Work to do = Search the records for the word "Numerator" and pick out every line that has it.

Collected data:
+ + +

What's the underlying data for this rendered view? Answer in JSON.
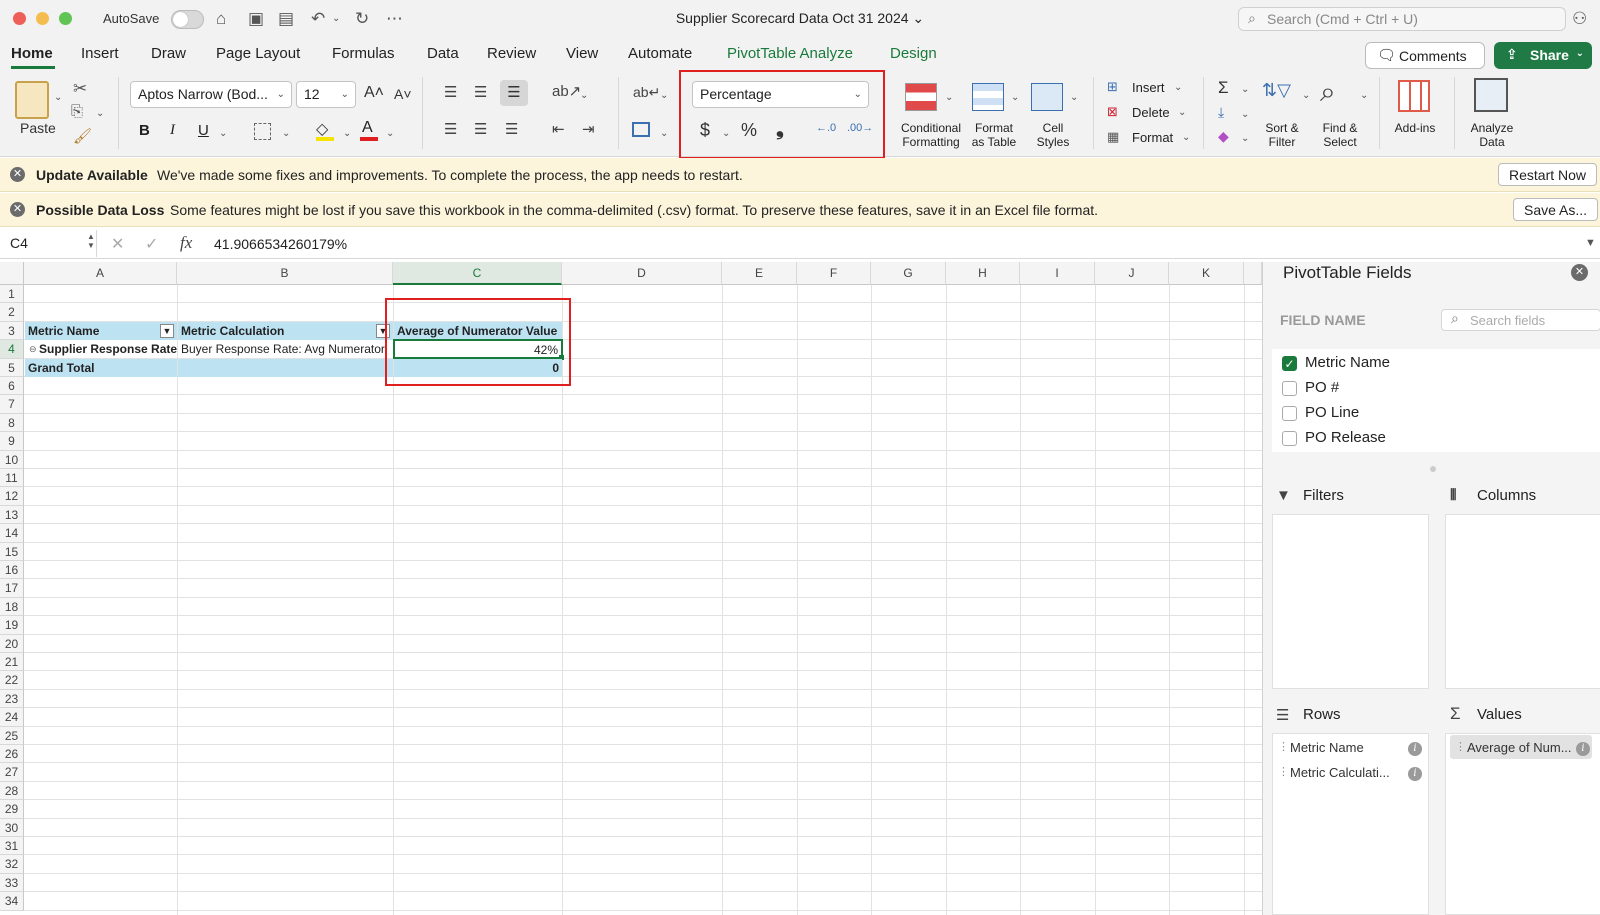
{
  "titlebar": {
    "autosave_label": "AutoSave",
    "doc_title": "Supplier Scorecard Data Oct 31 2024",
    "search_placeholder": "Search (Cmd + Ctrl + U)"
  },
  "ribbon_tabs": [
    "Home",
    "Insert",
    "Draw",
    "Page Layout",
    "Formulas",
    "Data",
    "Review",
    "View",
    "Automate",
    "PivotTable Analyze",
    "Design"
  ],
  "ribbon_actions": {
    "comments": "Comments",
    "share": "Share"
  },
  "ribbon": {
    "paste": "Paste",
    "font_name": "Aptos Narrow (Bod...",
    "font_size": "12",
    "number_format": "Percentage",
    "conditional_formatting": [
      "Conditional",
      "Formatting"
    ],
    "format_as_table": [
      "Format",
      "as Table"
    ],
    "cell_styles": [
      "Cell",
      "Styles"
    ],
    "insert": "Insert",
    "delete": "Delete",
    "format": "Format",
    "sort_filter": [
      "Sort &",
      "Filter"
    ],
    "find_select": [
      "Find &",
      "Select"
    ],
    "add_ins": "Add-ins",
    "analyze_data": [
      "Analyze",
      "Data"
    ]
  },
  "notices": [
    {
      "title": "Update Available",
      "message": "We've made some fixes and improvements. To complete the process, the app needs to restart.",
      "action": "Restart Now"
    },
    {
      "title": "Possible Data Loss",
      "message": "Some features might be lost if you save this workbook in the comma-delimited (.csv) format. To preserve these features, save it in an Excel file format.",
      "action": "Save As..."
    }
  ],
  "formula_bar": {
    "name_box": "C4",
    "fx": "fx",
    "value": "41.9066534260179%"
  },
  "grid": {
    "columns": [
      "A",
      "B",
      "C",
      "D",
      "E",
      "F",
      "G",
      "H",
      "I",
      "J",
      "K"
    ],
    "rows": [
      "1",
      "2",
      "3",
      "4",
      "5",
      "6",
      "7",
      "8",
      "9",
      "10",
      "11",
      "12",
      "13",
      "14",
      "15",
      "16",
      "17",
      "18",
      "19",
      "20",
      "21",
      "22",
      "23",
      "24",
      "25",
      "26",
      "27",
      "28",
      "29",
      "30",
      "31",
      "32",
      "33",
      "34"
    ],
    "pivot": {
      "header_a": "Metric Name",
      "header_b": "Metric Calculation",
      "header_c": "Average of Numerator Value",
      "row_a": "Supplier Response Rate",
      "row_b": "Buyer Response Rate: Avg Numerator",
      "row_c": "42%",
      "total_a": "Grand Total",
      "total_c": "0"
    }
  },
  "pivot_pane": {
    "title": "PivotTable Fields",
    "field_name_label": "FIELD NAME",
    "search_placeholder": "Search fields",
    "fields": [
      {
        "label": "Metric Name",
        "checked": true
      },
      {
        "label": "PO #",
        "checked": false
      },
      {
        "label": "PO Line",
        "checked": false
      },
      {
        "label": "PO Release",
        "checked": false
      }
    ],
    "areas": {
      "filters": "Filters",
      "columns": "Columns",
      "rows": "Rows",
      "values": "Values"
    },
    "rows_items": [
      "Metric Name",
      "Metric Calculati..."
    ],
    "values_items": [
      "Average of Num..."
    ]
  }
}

+ + +

Written answer =
      "header_c": "Average of Numerator Value",
      "row_b": "Buyer Response Rate: Avg Numerator",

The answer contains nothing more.